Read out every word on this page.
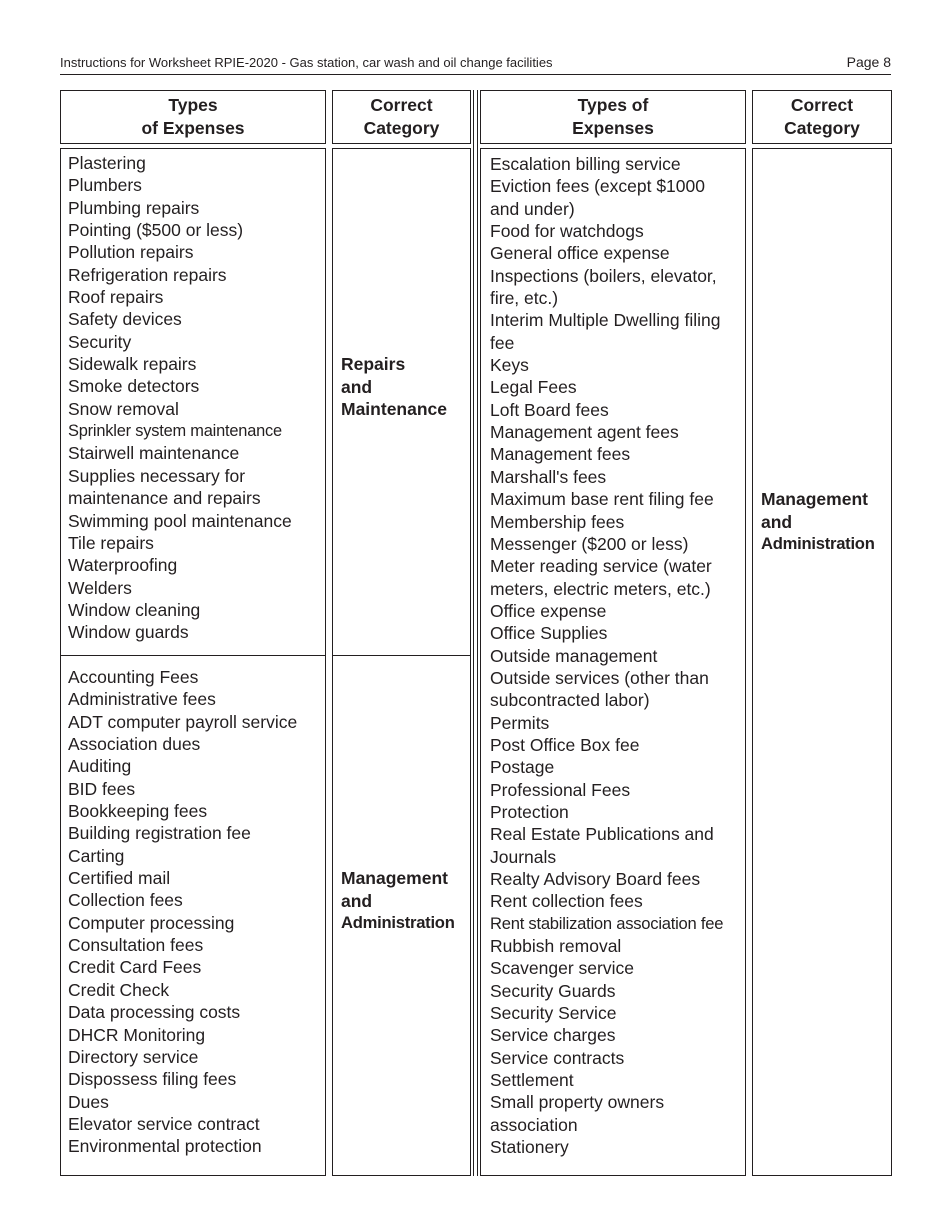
Instructions for Worksheet RPIE-2020 - Gas station, car wash and oil change facilities	Page 8
Types
of Expenses
Correct
Category
Types of
Expenses
Correct
Category
Plastering
Plumbers
Plumbing repairs
Pointing ($500 or less)
Pollution repairs
Refrigeration repairs
Roof repairs
Safety devices
Security
Sidewalk repairs
Smoke detectors
Snow removal
Sprinkler system maintenance
Stairwell maintenance
Supplies necessary for
maintenance and repairs
Swimming pool maintenance
Tile repairs
Waterproofing
Welders
Window cleaning
Window guards
Repairs
and
Maintenance
Accounting Fees
Administrative fees
ADT computer payroll service
Association dues
Auditing
BID fees
Bookkeeping fees
Building registration fee
Carting
Certified mail
Collection fees
Computer processing
Consultation fees
Credit Card Fees
Credit Check
Data processing costs
DHCR Monitoring
Directory service
Dispossess filing fees
Dues
Elevator service contract
Environmental protection
Management
and
Administration
Escalation billing service
Eviction fees (except $1000
and under)
Food for watchdogs
General office expense
Inspections (boilers, elevator,
fire, etc.)
Interim Multiple Dwelling filing
fee
Keys
Legal Fees
Loft Board fees
Management agent fees
Management fees
Marshall's fees
Maximum base rent filing fee
Membership fees
Messenger ($200 or less)
Meter reading service (water
meters, electric meters, etc.)
Office expense
Office Supplies
Outside management
Outside services (other than
subcontracted labor)
Permits
Post Office Box fee
Postage
Professional Fees
Protection
Real Estate Publications and
Journals
Realty Advisory Board fees
Rent collection fees
Rent stabilization association fee
Rubbish removal
Scavenger service
Security Guards
Security Service
Service charges
Service contracts
Settlement
Small property owners
association
Stationery
Management
and
Administration
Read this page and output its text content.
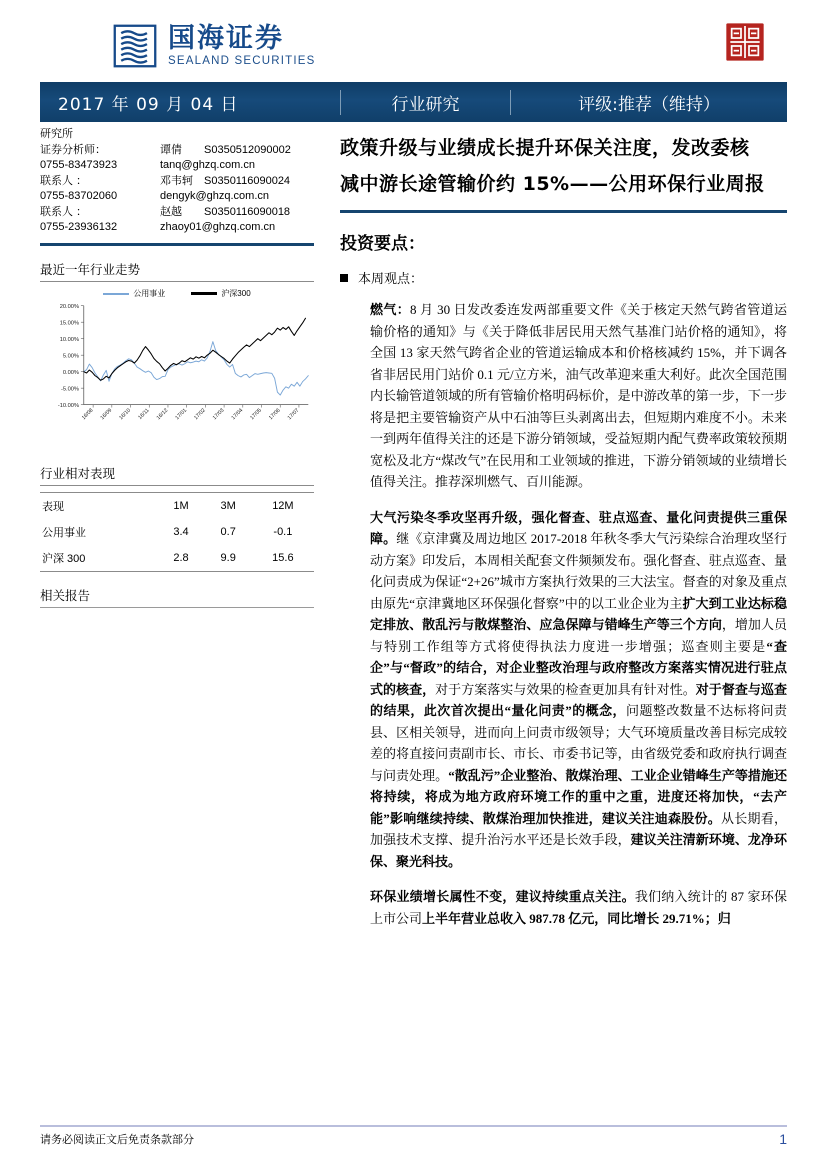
国海证券
SEALAND SECURITIES
2017 年 09 月 04 日	行业研究	评级:推荐（维持）
研究所
证券分析师：	谭倩 S0350512090002
0755-83473923	tanq@ghzq.com.cn
联系人 ：	邓韦轲 S0350116090024
0755-83702060	dengyk@ghzq.com.cn
联系人 ：	赵越 S0350116090018
0755-23936132	zhaoy01@ghzq.com.cn
最近一年行业走势
公用事业	沪深300
20.00%
15.00%
10.00%
5.00%
0.00%
-5.00%
-10.00%
16/08 16/09 16/10 16/11 16/12 17/01 17/02 17/03 17/04 17/05 17/06 17/07
行业相对表现
表现	1M	3M	12M
公用事业	3.4	0.7	-0.1
沪深 300	2.8	9.9	15.6
相关报告
政策升级与业绩成长提升环保关注度，发改委核
减中游长途管输价约 15%——公用环保行业周报
投资要点：
本周观点：

燃气：8 月 30 日发改委连发两部重要文件《关于核定天然气跨省管道运输价格的通知》与《关于降低非居民用天然气基准门站价格的通知》，将全国 13 家天然气跨省企业的管道运输成本和价格核减约 15%，并下调各省非居民用门站价 0.1 元/立方米，油气改革迎来重大利好。此次全国范围内长输管道领域的所有管输价格明码标价，是中游改革的第一步，下一步将是把主要管输资产从中石油等巨头剥离出去，但短期内难度不小。未来一到两年值得关注的还是下游分销领域，受益短期内配气费率政策较预期宽松及北方“煤改气”在民用和工业领域的推进，下游分销领域的业绩增长值得关注。推荐深圳燃气、百川能源。

大气污染冬季攻坚再升级，强化督查、驻点巡查、量化问责提供三重保障。继《京津冀及周边地区 2017-2018 年秋冬季大气污染综合治理攻坚行动方案》印发后，本周相关配套文件频频发布。强化督查、驻点巡查、量化问责成为保证“2+26”城市方案执行效果的三大法宝。督查的对象及重点由原先“京津冀地区环保强化督察”中的以工业企业为主扩大到工业达标稳定排放、散乱污与散煤整治、应急保障与错峰生产等三个方向，增加人员与特别工作组等方式将使得执法力度进一步增强；巡查则主要是“查企”与“督政”的结合，对企业整改治理与政府整改方案落实情况进行驻点式的核查，对于方案落实与效果的检查更加具有针对性。对于督查与巡查的结果，此次首次提出“量化问责”的概念，问题整改数量不达标将问责县、区相关领导，进而向上问责市级领导；大气环境质量改善目标完成较差的将直接问责副市长、市长、市委书记等，由省级党委和政府执行调查与问责处理。“散乱污”企业整治、散煤治理、工业企业错峰生产等措施还将持续，将成为地方政府环境工作的重中之重，进度还将加快，“去产能”影响继续持续、散煤治理加快推进，建议关注迪森股份。从长期看，加强技术支撑、提升治污水平还是长效手段，建议关注清新环境、龙净环保、聚光科技。

环保业绩增长属性不变，建议持续重点关注。我们纳入统计的 87 家环保上市公司上半年营业总收入 987.78 亿元，同比增长 29.71%；归

请务必阅读正文后免责条款部分	1
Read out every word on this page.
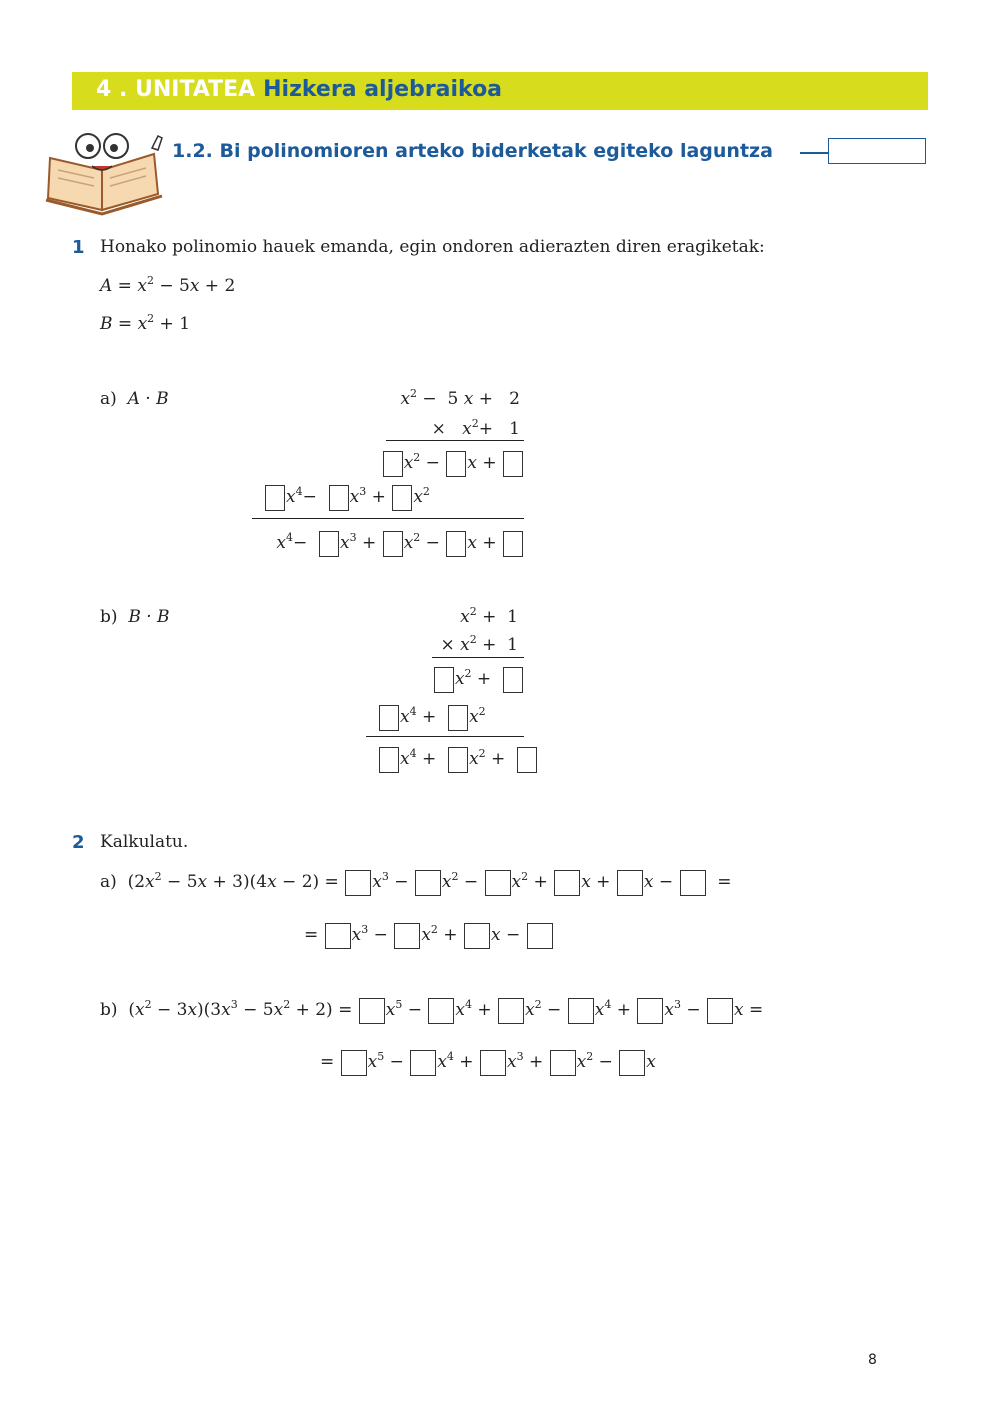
4 . UNITATEA Hizkera aljebraikoa
1.2. Bi polinomioren arteko biderketak egiteko laguntza
1 Honako polinomio hauek emanda, egin ondoren adierazten diren eragiketak:
$A = x^2 - 5x + 2$
$B = x^2 + 1$
a) A · B	$x^2 - 5$ x +   2
×   $x^2+ 1$
$x^2 - x$ +
$x^4- x^3 + x^2$
$x^4- x^3 + x^2 - x$ +
b) B · B	$x^2 + 1$
× $x^2 + 1$
$x^2$ +
$x^4 + x^2$
$x^4 + x^2$ +
2 Kalkulatu.
a)  $(2x^2 - 5x + 3)(4x - 2) = x^3 - x^2 - x^2 + x + x$ −   =
= $x^3 - x^2 + x$ −
b)  $(x^2 - 3x)(3x^3 - 5x^2 + 2) = x^5 - x^4 + x^2 - x^4 + x^3 - x$ =
= $x^5 - x^4 + x^3 + x^2 - x$
8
----------
INSTRUCTION = Write out every entry again word for word, without any of the pictures.

THE RESULT =
Read out every word on this page.
Instructions for Worksheet RPIE-2020 - Gas station, car wash and oil change facilities	Page 8
Types
of Expenses
Correct
Category
Types of
Expenses
Correct
Category
Plastering
Plumbers
Plumbing repairs
Pointing ($500 or less)
Pollution repairs
Refrigeration repairs
Roof repairs
Safety devices
Security
Sidewalk repairs
Smoke detectors
Snow removal
Sprinkler system maintenance
Stairwell maintenance
Supplies necessary for
maintenance and repairs
Swimming pool maintenance
Tile repairs
Waterproofing
Welders
Window cleaning
Window guards
Repairs
and
Maintenance
Accounting Fees
Administrative fees
ADT computer payroll service
Association dues
Auditing
BID fees
Bookkeeping fees
Building registration fee
Carting
Certified mail
Collection fees
Computer processing
Consultation fees
Credit Card Fees
Credit Check
Data processing costs
DHCR Monitoring
Directory service
Dispossess filing fees
Dues
Elevator service contract
Environmental protection
Management
and
Administration
Escalation billing service
Eviction fees (except $1000
and under)
Food for watchdogs
General office expense
Inspections (boilers, elevator,
fire, etc.)
Interim Multiple Dwelling filing
fee
Keys
Legal Fees
Loft Board fees
Management agent fees
Management fees
Marshall's fees
Maximum base rent filing fee
Membership fees
Messenger ($200 or less)
Meter reading service (water
meters, electric meters, etc.)
Office expense
Office Supplies
Outside management
Outside services (other than
subcontracted labor)
Permits
Post Office Box fee
Postage
Professional Fees
Protection
Real Estate Publications and
Journals
Realty Advisory Board fees
Rent collection fees
Rent stabilization association fee
Rubbish removal
Scavenger service
Security Guards
Security Service
Service charges
Service contracts
Settlement
Small property owners
association
Stationery
Management
and
Administration
Read this page and output its text content.
国海证券
SEALAND SECURITIES
2017 年 09 月 04 日	行业研究	评级:推荐（维持）
研究所
证券分析师：	谭倩 S0350512090002
0755-83473923	tanq@ghzq.com.cn
联系人 ：	邓韦轲 S0350116090024
0755-83702060	dengyk@ghzq.com.cn
联系人 ：	赵越 S0350116090018
0755-23936132	zhaoy01@ghzq.com.cn
最近一年行业走势
公用事业	沪深300
20.00%
15.00%
10.00%
5.00%
0.00%
-5.00%
-10.00%
16/08 16/09 16/10 16/11 16/12 17/01 17/02 17/03 17/04 17/05 17/06 17/07
行业相对表现
表现	1M	3M	12M
公用事业	3.4	0.7	-0.1
沪深 300	2.8	9.9	15.6
相关报告
政策升级与业绩成长提升环保关注度，发改委核
减中游长途管输价约 15%——公用环保行业周报
投资要点：
本周观点：

燃气：8 月 30 日发改委连发两部重要文件《关于核定天然气跨省管道运输价格的通知》与《关于降低非居民用天然气基准门站价格的通知》，将全国 13 家天然气跨省企业的管道运输成本和价格核减约 15%，并下调各省非居民用门站价 0.1 元/立方米，油气改革迎来重大利好。此次全国范围内长输管道领域的所有管输价格明码标价，是中游改革的第一步，下一步将是把主要管输资产从中石油等巨头剥离出去，但短期内难度不小。未来一到两年值得关注的还是下游分销领域，受益短期内配气费率政策较预期宽松及北方“煤改气”在民用和工业领域的推进，下游分销领域的业绩增长值得关注。推荐深圳燃气、百川能源。

大气污染冬季攻坚再升级，强化督查、驻点巡查、量化问责提供三重保障。继《京津冀及周边地区 2017-2018 年秋冬季大气污染综合治理攻坚行动方案》印发后，本周相关配套文件频频发布。强化督查、驻点巡查、量化问责成为保证“2+26”城市方案执行效果的三大法宝。督查的对象及重点由原先“京津冀地区环保强化督察”中的以工业企业为主扩大到工业达标稳定排放、散乱污与散煤整治、应急保障与错峰生产等三个方向，增加人员与特别工作组等方式将使得执法力度进一步增强；巡查则主要是“查企”与“督政”的结合，对企业整改治理与政府整改方案落实情况进行驻点式的核查，对于方案落实与效果的检查更加具有针对性。对于督查与巡查的结果，此次首次提出“量化问责”的概念，问题整改数量不达标将问责县、区相关领导，进而向上问责市级领导；大气环境质量改善目标完成较差的将直接问责副市长、市长、市委书记等，由省级党委和政府执行调查与问责处理。“散乱污”企业整治、散煤治理、工业企业错峰生产等措施还将持续，将成为地方政府环境工作的重中之重，进度还将加快，“去产能”影响继续持续、散煤治理加快推进，建议关注迪森股份。从长期看，加强技术支撑、提升治污水平还是长效手段，建议关注清新环境、龙净环保、聚光科技。

环保业绩增长属性不变，建议持续重点关注。我们纳入统计的 87 家环保上市公司上半年营业总收入 987.78 亿元，同比增长 29.71%；归

请务必阅读正文后免责条款部分	1
Read out every word on this page.
4 . UNITATEA Hizkera aljebraikoa
1.2. Bi polinomioren arteko biderketak egiteko laguntza
1 Honako polinomio hauek emanda, egin ondoren adierazten diren eragiketak:
$A = x^2 - 5x + 2$
$B = x^2 + 1$
a) A · B	$x^2 - 5$ x +   2
×   $x^2+ 1$
$x^2 - x$ +
$x^4- x^3 + x^2$
$x^4- x^3 + x^2 - x$ +
b) B · B	$x^2 + 1$
× $x^2 + 1$
$x^2$ +
$x^4 + x^2$
$x^4 + x^2$ +
2 Kalkulatu.
a)  $(2x^2 - 5x + 3)(4x - 2) = x^3 - x^2 - x^2 + x + x$ −   =
= $x^3 - x^2 + x$ −
b)  $(x^2 - 3x)(3x^3 - 5x^2 + 2) = x^5 - x^4 + x^2 - x^4 + x^3 - x$ =
= $x^5 - x^4 + x^3 + x^2 - x$
8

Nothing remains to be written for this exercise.